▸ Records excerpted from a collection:

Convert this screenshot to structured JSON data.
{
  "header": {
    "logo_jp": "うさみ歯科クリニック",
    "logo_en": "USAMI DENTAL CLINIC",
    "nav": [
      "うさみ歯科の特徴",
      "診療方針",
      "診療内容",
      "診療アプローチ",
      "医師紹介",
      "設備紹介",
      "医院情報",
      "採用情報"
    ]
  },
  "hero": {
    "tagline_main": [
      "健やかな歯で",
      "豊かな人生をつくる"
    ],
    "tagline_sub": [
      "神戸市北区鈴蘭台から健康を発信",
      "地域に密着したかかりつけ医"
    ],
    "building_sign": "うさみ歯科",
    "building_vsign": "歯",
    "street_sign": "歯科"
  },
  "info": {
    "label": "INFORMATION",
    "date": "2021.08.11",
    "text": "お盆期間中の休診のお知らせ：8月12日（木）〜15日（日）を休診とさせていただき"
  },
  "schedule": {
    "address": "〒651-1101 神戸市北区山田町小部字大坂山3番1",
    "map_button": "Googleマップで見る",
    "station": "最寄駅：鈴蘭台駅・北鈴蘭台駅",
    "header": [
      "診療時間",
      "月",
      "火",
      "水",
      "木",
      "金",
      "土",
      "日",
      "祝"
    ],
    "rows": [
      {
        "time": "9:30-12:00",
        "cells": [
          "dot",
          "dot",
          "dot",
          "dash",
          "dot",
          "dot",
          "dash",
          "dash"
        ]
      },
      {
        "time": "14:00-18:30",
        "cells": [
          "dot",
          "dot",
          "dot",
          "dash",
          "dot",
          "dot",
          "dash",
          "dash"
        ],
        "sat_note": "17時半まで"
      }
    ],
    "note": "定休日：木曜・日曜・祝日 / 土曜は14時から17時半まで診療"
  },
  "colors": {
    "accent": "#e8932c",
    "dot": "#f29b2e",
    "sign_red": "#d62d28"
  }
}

▸ PROBLEM REQUIREMENTS:
Return each entry from above without altering a single character.

▸ TASK ANSWER:
Convert this screenshot to structured JSON data.
{
  "header": {
    "logo_jp": "うさみ歯科クリニック",
    "logo_en": "USAMI DENTAL CLINIC",
    "nav": [
      "うさみ歯科の特徴",
      "診療方針",
      "診療内容",
      "診療アプローチ",
      "医師紹介",
      "設備紹介",
      "医院情報",
      "採用情報"
    ]
  },
  "hero": {
    "tagline_main": [
      "健やかな歯で",
      "豊かな人生をつくる"
    ],
    "tagline_sub": [
      "神戸市北区鈴蘭台から健康を発信",
      "地域に密着したかかりつけ医"
    ],
    "building_sign": "うさみ歯科",
    "building_vsign": "歯",
    "street_sign": "歯科"
  },
  "info": {
    "label": "INFORMATION",
    "date": "2021.08.11",
    "text": "お盆期間中の休診のお知らせ：8月12日（木）〜15日（日）を休診とさせていただき"
  },
  "schedule": {
    "address": "〒651-1101 神戸市北区山田町小部字大坂山3番1",
    "map_button": "Googleマップで見る",
    "station": "最寄駅：鈴蘭台駅・北鈴蘭台駅",
    "header": [
      "診療時間",
      "月",
      "火",
      "水",
      "木",
      "金",
      "土",
      "日",
      "祝"
    ],
    "rows": [
      {
        "time": "9:30-12:00",
        "cells": [
          "dot",
          "dot",
          "dot",
          "dash",
          "dot",
          "dot",
          "dash",
          "dash"
        ]
      },
      {
        "time": "14:00-18:30",
        "cells": [
          "dot",
          "dot",
          "dot",
          "dash",
          "dot",
          "dot",
          "dash",
          "dash"
        ],
        "sat_note": "17時半まで"
      }
    ],
    "note": "定休日：木曜・日曜・祝日 / 土曜は14時から17時半まで診療"
  },
  "colors": {
    "accent": "#e8932c",
    "dot": "#f29b2e",
    "sign_red": "#d62d28"
  }
}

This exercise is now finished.